■ Entries shown:
▶
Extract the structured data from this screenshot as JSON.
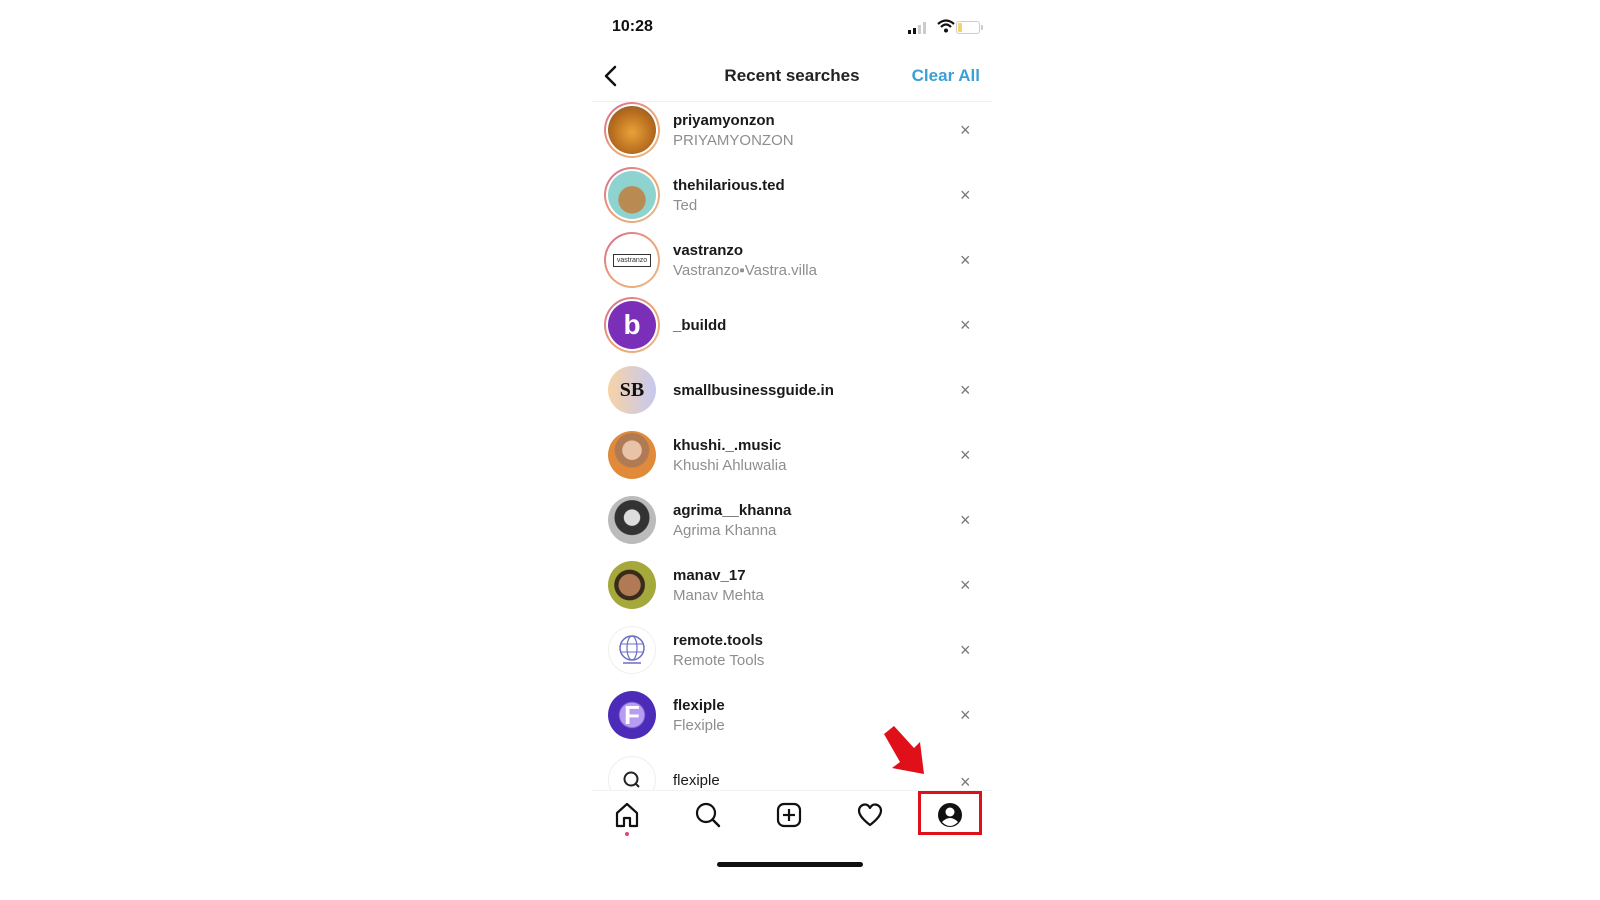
{
  "status_bar": {
    "time": "10:28",
    "battery_level": 0.2
  },
  "header": {
    "back_icon": "chevron-left-icon",
    "title": "Recent searches",
    "clear_all_label": "Clear All",
    "accent_color": "#3aa0d6"
  },
  "recent_searches": [
    {
      "username": "priyamyonzon",
      "full_name": "PRIYAMYONZON",
      "story_ring": true,
      "avatar": "orange-cat-photo"
    },
    {
      "username": "thehilarious.ted",
      "full_name": "Ted",
      "story_ring": true,
      "avatar": "teddy-bear-photo"
    },
    {
      "username": "vastranzo",
      "full_name": "Vastranzo▪Vastra.villa",
      "story_ring": true,
      "avatar": "vastranzo-logo",
      "avatar_text": "vastranzo"
    },
    {
      "username": "_buildd",
      "full_name": "",
      "story_ring": true,
      "avatar": "purple-b-logo",
      "avatar_text": "b"
    },
    {
      "username": "smallbusinessguide.in",
      "full_name": "",
      "story_ring": false,
      "avatar": "sb-logo",
      "avatar_text": "SB"
    },
    {
      "username": "khushi._.music",
      "full_name": "Khushi Ahluwalia",
      "story_ring": false,
      "avatar": "woman-photo"
    },
    {
      "username": "agrima__khanna",
      "full_name": "Agrima Khanna",
      "story_ring": false,
      "avatar": "bw-woman-photo"
    },
    {
      "username": "manav_17",
      "full_name": "Manav Mehta",
      "story_ring": false,
      "avatar": "man-sunglasses-photo"
    },
    {
      "username": "remote.tools",
      "full_name": "Remote Tools",
      "story_ring": false,
      "avatar": "globe-logo"
    },
    {
      "username": "flexiple",
      "full_name": "Flexiple",
      "story_ring": false,
      "avatar": "flexiple-f-logo",
      "avatar_text": "F"
    },
    {
      "username": "flexiple",
      "full_name": "",
      "story_ring": false,
      "avatar": "search-query-icon"
    }
  ],
  "remove_label": "×",
  "tab_bar": {
    "tabs": [
      "home",
      "search",
      "new-post",
      "activity",
      "profile"
    ],
    "active_tab": "home",
    "highlighted_tab": "profile",
    "highlight_color": "#e0101a"
  }
}
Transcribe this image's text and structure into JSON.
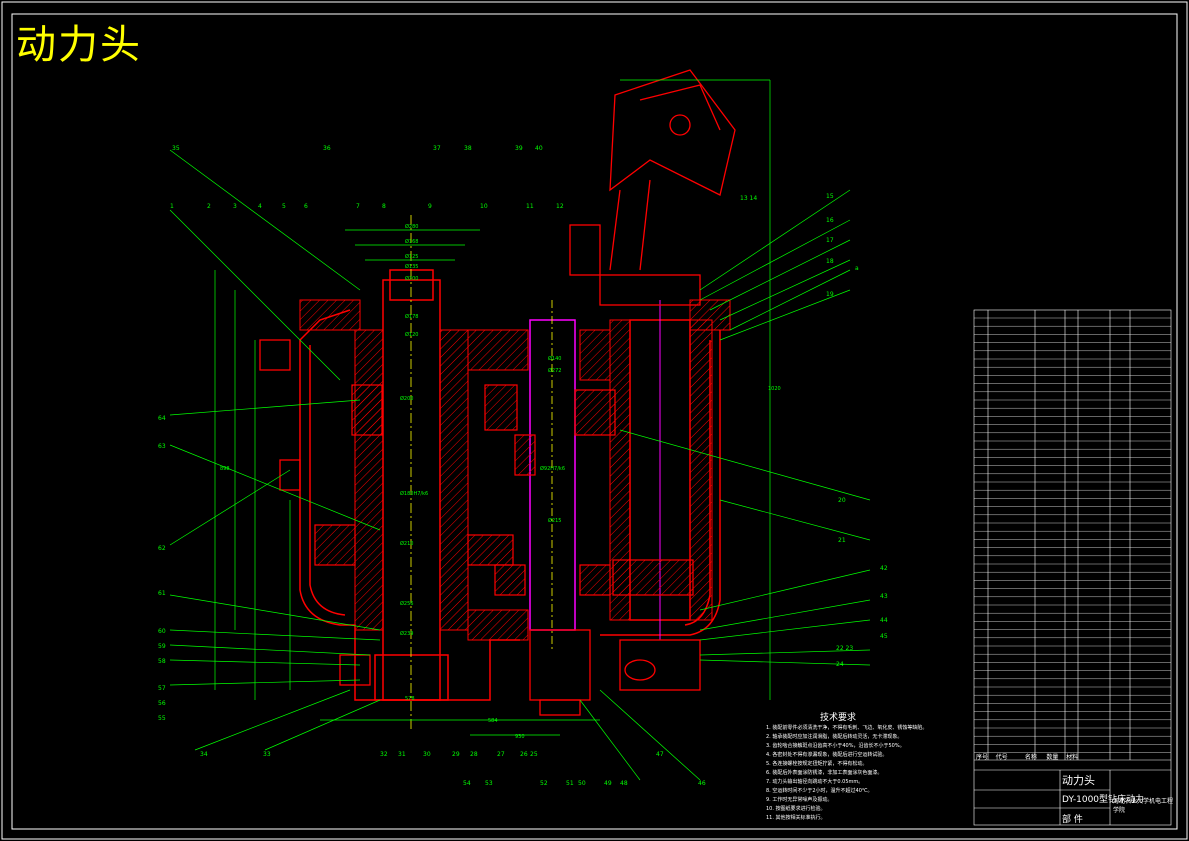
{
  "drawing": {
    "title": "动力头",
    "title_block": {
      "name": "动力头",
      "subtitle": "DY-1000型钻床动力",
      "type_label": "部 件",
      "org": "河北农业大学机电工程学院"
    },
    "tech_requirements_title": "技术要求",
    "tech_requirements": [
      "1. 装配前零件必须清洗干净，不得有毛刺、飞边、氧化皮、锈蚀等缺陷。",
      "2. 轴承装配时应加注润滑脂，装配后转动灵活，无卡滞现象。",
      "3. 齿轮啮合接触斑点沿齿高不小于40%，沿齿长不小于50%。",
      "4. 各密封处不得有渗漏现象，装配后进行空运转试验。",
      "5. 各连接螺栓按规定扭矩拧紧，不得有松动。",
      "6. 装配后外表面涂防锈漆，非加工表面涂灰色面漆。",
      "7. 动力头输出轴径向跳动不大于0.05mm。",
      "8. 空运转时间不少于2小时，温升不超过40℃。",
      "9. 工作时无异常噪声及振动。",
      "10. 按图纸要求进行检验。",
      "11. 其他按相关标准执行。"
    ],
    "bom_header": [
      "序号",
      "代号",
      "名称",
      "数量",
      "材料"
    ],
    "left_labels": [
      "64",
      "63",
      "62",
      "61",
      "60",
      "59",
      "58",
      "57",
      "56",
      "55"
    ],
    "top_labels": [
      "35",
      "1",
      "2",
      "3",
      "4",
      "5",
      "6",
      "36",
      "7",
      "8",
      "9",
      "37",
      "38",
      "10",
      "11",
      "39",
      "40",
      "12",
      "13 14",
      "15",
      "16",
      "17",
      "18",
      "19",
      "a"
    ],
    "right_labels": [
      "20",
      "21",
      "42",
      "43",
      "44",
      "45",
      "22 23",
      "24"
    ],
    "bottom_labels": [
      "34",
      "33",
      "32",
      "31",
      "30",
      "29",
      "28",
      "27",
      "26",
      "25",
      "54",
      "53",
      "52",
      "51",
      "50",
      "49",
      "48",
      "47",
      "46"
    ],
    "dims": [
      "Ø280",
      "Ø168",
      "Ø125",
      "Ø135",
      "Ø200",
      "Ø178",
      "Ø120",
      "Ø272",
      "Ø92H7/k6",
      "Ø140",
      "Ø200",
      "Ø215",
      "Ø180H7/k6",
      "Ø210",
      "Ø256",
      "Ø239",
      "578",
      "584",
      "930",
      "898",
      "1020"
    ],
    "colors": {
      "bg": "#000000",
      "frame": "#ffffff",
      "outline": "#ff0000",
      "dim": "#00ff00",
      "centerline": "#ffff00",
      "shaft": "#ff00ff",
      "text": "#ffffff",
      "title": "#ffff00"
    }
  }
}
◀
■ Work to do:
Every line that holds the string "JSON" should be returned.

■ Problem solution:
Extract the structured data from this screenshot as JSON.
Transcribe this image's text and structure into JSON.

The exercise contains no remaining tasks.